[Directions for this task]: Using the records provided below, locate and copy each line that contains the word "name".
# Start of Records shown
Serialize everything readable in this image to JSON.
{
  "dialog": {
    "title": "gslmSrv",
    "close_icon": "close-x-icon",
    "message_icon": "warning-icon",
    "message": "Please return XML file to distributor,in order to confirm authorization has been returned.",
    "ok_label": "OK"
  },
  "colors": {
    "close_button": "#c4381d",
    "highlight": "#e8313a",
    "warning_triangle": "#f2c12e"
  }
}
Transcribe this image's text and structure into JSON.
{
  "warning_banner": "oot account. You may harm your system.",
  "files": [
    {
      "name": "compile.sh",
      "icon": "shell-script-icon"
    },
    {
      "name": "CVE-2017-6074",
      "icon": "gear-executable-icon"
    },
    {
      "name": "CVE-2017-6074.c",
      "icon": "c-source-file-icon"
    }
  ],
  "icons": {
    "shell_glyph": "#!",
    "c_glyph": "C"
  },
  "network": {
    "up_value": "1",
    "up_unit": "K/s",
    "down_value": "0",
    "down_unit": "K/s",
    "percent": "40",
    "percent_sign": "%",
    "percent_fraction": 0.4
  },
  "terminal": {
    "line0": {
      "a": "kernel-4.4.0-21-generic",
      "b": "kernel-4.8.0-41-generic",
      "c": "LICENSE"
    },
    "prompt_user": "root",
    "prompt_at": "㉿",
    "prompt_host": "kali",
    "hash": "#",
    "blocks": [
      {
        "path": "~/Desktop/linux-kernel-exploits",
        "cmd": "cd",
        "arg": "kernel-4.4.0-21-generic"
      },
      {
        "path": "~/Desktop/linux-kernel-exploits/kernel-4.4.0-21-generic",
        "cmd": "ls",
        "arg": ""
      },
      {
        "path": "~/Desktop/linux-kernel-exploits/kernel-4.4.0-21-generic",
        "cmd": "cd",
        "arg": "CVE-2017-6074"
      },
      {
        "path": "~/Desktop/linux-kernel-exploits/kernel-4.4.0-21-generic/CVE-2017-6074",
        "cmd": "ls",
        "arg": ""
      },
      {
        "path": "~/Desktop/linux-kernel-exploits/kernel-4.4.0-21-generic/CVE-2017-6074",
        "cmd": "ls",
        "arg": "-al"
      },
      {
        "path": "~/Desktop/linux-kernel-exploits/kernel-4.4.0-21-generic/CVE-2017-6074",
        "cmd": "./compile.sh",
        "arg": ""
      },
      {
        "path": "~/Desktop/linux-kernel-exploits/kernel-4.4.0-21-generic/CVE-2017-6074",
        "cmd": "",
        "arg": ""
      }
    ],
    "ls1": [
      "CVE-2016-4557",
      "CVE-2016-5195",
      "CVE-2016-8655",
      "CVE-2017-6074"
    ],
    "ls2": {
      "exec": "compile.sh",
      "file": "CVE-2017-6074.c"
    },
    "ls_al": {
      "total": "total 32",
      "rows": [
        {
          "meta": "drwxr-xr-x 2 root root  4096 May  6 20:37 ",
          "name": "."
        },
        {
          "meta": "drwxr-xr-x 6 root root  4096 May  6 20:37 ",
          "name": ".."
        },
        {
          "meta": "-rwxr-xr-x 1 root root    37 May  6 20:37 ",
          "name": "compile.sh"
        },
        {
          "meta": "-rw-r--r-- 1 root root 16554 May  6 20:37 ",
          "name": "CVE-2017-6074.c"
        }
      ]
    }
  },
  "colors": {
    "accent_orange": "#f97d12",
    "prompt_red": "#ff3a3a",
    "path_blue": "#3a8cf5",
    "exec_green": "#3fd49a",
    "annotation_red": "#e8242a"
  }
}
# End of Records shown
[Full output]:
      "name": "compile.sh",
      "name": "CVE-2017-6074",
      "name": "CVE-2017-6074.c",
          "name": "."
          "name": ".."
          "name": "compile.sh"
          "name": "CVE-2017-6074.c"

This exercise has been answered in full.